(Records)
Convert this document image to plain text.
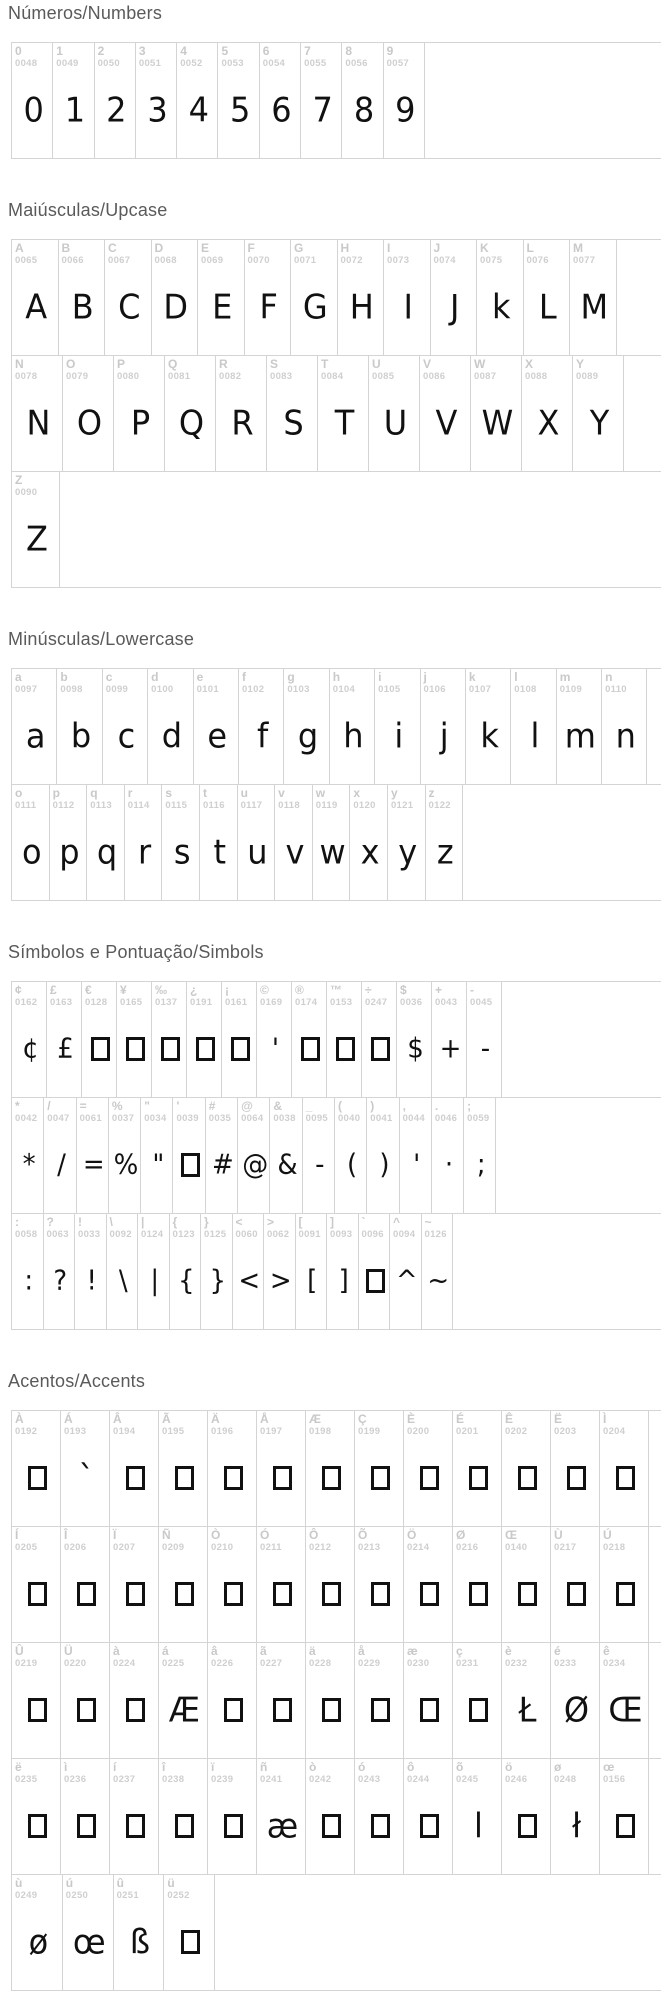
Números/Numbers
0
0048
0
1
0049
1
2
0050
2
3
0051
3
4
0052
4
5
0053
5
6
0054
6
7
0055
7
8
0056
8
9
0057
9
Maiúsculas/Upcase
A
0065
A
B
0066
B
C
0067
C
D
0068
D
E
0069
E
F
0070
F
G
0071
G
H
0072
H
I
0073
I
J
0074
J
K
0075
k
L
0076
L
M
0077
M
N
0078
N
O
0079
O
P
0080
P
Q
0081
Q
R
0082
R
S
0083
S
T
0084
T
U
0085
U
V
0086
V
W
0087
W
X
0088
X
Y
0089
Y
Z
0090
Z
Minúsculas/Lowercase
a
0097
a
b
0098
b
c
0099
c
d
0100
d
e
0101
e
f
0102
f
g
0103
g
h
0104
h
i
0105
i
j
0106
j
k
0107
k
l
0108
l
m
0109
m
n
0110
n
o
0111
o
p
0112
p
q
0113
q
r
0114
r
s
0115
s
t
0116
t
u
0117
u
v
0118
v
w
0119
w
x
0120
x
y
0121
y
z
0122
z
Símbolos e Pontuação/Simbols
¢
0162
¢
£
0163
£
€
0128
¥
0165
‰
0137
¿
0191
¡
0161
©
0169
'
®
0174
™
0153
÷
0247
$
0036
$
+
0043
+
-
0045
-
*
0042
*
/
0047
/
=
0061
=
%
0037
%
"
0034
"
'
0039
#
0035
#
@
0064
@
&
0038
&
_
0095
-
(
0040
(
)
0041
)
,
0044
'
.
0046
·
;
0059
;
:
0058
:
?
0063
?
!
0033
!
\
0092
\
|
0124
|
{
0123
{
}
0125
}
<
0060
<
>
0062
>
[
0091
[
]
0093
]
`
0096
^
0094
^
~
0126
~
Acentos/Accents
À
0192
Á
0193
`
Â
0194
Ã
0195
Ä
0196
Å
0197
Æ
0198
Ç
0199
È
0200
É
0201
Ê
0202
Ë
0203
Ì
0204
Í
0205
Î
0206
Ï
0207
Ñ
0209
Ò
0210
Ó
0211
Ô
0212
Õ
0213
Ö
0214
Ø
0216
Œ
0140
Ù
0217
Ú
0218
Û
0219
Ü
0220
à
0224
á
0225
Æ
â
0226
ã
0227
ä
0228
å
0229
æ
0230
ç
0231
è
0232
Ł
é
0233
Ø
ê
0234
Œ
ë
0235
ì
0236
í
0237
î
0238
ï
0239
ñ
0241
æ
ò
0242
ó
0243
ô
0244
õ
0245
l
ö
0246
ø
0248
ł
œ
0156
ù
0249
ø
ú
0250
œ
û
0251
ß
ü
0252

§ Goal of the exercise: Extract the text of all the records above verbatim, excluding pictures.

§ Worked answer:
Convert this document image to plain text.
Números/Numbers
0
0048
0
1
0049
1
2
0050
2
3
0051
3
4
0052
4
5
0053
5
6
0054
6
7
0055
7
8
0056
8
9
0057
9
Maiúsculas/Upcase
A
0065
A
B
0066
B
C
0067
C
D
0068
D
E
0069
E
F
0070
F
G
0071
G
H
0072
H
I
0073
I
J
0074
J
K
0075
k
L
0076
L
M
0077
M
N
0078
N
O
0079
O
P
0080
P
Q
0081
Q
R
0082
R
S
0083
S
T
0084
T
U
0085
U
V
0086
V
W
0087
W
X
0088
X
Y
0089
Y
Z
0090
Z
Minúsculas/Lowercase
a
0097
a
b
0098
b
c
0099
c
d
0100
d
e
0101
e
f
0102
f
g
0103
g
h
0104
h
i
0105
i
j
0106
j
k
0107
k
l
0108
l
m
0109
m
n
0110
n
o
0111
o
p
0112
p
q
0113
q
r
0114
r
s
0115
s
t
0116
t
u
0117
u
v
0118
v
w
0119
w
x
0120
x
y
0121
y
z
0122
z
Símbolos e Pontuação/Simbols
¢
0162
¢
£
0163
£
€
0128
¥
0165
‰
0137
¿
0191
¡
0161
©
0169
'
®
0174
™
0153
÷
0247
$
0036
$
+
0043
+
-
0045
-
*
0042
*
/
0047
/
=
0061
=
%
0037
%
"
0034
"
'
0039
#
0035
#
@
0064
@
&
0038
&
_
0095
-
(
0040
(
)
0041
)
,
0044
'
.
0046
·
;
0059
;
:
0058
:
?
0063
?
!
0033
!
\
0092
\
|
0124
|
{
0123
{
}
0125
}
<
0060
<
>
0062
>
[
0091
[
]
0093
]
`
0096
^
0094
^
~
0126
~
Acentos/Accents
À
0192
Á
0193
`
Â
0194
Ã
0195
Ä
0196
Å
0197
Æ
0198
Ç
0199
È
0200
É
0201
Ê
0202
Ë
0203
Ì
0204
Í
0205
Î
0206
Ï
0207
Ñ
0209
Ò
0210
Ó
0211
Ô
0212
Õ
0213
Ö
0214
Ø
0216
Œ
0140
Ù
0217
Ú
0218
Û
0219
Ü
0220
à
0224
á
0225
Æ
â
0226
ã
0227
ä
0228
å
0229
æ
0230
ç
0231
è
0232
Ł
é
0233
Ø
ê
0234
Œ
ë
0235
ì
0236
í
0237
î
0238
ï
0239
ñ
0241
æ
ò
0242
ó
0243
ô
0244
õ
0245
l
ö
0246
ø
0248
ł
œ
0156
ù
0249
ø
ú
0250
œ
û
0251
ß
ü
0252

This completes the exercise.